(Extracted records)
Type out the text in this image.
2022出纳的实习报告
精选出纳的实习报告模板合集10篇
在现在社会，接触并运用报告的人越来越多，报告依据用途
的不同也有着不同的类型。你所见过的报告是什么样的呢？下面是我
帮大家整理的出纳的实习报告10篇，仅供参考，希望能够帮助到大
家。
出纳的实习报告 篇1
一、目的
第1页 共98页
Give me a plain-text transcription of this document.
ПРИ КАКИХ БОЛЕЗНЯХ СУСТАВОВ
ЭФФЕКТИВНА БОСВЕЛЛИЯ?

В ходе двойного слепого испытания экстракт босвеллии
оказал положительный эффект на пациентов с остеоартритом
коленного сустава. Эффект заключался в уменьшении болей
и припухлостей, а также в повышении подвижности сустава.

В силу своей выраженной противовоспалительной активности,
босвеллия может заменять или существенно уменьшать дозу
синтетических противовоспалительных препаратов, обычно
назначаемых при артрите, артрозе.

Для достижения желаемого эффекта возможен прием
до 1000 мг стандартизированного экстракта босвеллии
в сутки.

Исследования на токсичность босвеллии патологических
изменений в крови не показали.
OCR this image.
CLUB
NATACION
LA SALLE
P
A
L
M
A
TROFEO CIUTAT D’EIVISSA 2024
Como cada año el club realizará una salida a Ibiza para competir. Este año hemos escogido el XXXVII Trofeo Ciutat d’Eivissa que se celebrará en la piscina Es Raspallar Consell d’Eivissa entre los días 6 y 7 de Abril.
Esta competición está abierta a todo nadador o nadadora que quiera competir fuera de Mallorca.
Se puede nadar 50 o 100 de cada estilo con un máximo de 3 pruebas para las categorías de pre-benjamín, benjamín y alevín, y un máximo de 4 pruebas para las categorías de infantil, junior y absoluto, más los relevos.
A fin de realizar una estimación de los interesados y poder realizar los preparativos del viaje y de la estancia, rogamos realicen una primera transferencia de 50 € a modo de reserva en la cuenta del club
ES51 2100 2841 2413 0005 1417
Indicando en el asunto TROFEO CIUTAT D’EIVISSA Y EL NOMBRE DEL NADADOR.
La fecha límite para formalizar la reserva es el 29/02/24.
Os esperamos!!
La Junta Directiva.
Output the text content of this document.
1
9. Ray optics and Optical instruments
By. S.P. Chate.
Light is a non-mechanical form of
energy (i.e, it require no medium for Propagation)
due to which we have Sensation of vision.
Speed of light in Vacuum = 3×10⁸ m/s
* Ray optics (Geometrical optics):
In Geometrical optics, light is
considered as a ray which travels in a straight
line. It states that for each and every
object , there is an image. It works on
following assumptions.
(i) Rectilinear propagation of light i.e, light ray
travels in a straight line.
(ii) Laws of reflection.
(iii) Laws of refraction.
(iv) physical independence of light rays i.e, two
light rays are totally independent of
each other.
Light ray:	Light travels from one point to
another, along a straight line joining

→ **WORK TO COMPLETE**
Print again each line of the listing above, exactly as it appears.

→ **COMPLETED TASK**
Type out the text in this image.
2022出纳的实习报告
精选出纳的实习报告模板合集10篇
在现在社会，接触并运用报告的人越来越多，报告依据用途
的不同也有着不同的类型。你所见过的报告是什么样的呢？下面是我
帮大家整理的出纳的实习报告10篇，仅供参考，希望能够帮助到大
家。
出纳的实习报告 篇1
一、目的
第1页 共98页
Give me a plain-text transcription of this document.
ПРИ КАКИХ БОЛЕЗНЯХ СУСТАВОВ
ЭФФЕКТИВНА БОСВЕЛЛИЯ?

В ходе двойного слепого испытания экстракт босвеллии
оказал положительный эффект на пациентов с остеоартритом
коленного сустава. Эффект заключался в уменьшении болей
и припухлостей, а также в повышении подвижности сустава.

В силу своей выраженной противовоспалительной активности,
босвеллия может заменять или существенно уменьшать дозу
синтетических противовоспалительных препаратов, обычно
назначаемых при артрите, артрозе.

Для достижения желаемого эффекта возможен прием
до 1000 мг стандартизированного экстракта босвеллии
в сутки.

Исследования на токсичность босвеллии патологических
изменений в крови не показали.
OCR this image.
CLUB
NATACION
LA SALLE
P
A
L
M
A
TROFEO CIUTAT D’EIVISSA 2024
Como cada año el club realizará una salida a Ibiza para competir. Este año hemos escogido el XXXVII Trofeo Ciutat d’Eivissa que se celebrará en la piscina Es Raspallar Consell d’Eivissa entre los días 6 y 7 de Abril.
Esta competición está abierta a todo nadador o nadadora que quiera competir fuera de Mallorca.
Se puede nadar 50 o 100 de cada estilo con un máximo de 3 pruebas para las categorías de pre-benjamín, benjamín y alevín, y un máximo de 4 pruebas para las categorías de infantil, junior y absoluto, más los relevos.
A fin de realizar una estimación de los interesados y poder realizar los preparativos del viaje y de la estancia, rogamos realicen una primera transferencia de 50 € a modo de reserva en la cuenta del club
ES51 2100 2841 2413 0005 1417
Indicando en el asunto TROFEO CIUTAT D’EIVISSA Y EL NOMBRE DEL NADADOR.
La fecha límite para formalizar la reserva es el 29/02/24.
Os esperamos!!
La Junta Directiva.
Output the text content of this document.
1
9. Ray optics and Optical instruments
By. S.P. Chate.
Light is a non-mechanical form of
energy (i.e, it require no medium for Propagation)
due to which we have Sensation of vision.
Speed of light in Vacuum = 3×10⁸ m/s
* Ray optics (Geometrical optics):
In Geometrical optics, light is
considered as a ray which travels in a straight
line. It states that for each and every
object , there is an image. It works on
following assumptions.
(i) Rectilinear propagation of light i.e, light ray
travels in a straight line.
(ii) Laws of reflection.
(iii) Laws of refraction.
(iv) physical independence of light rays i.e, two
light rays are totally independent of
each other.
Light ray:	Light travels from one point to
another, along a straight line joining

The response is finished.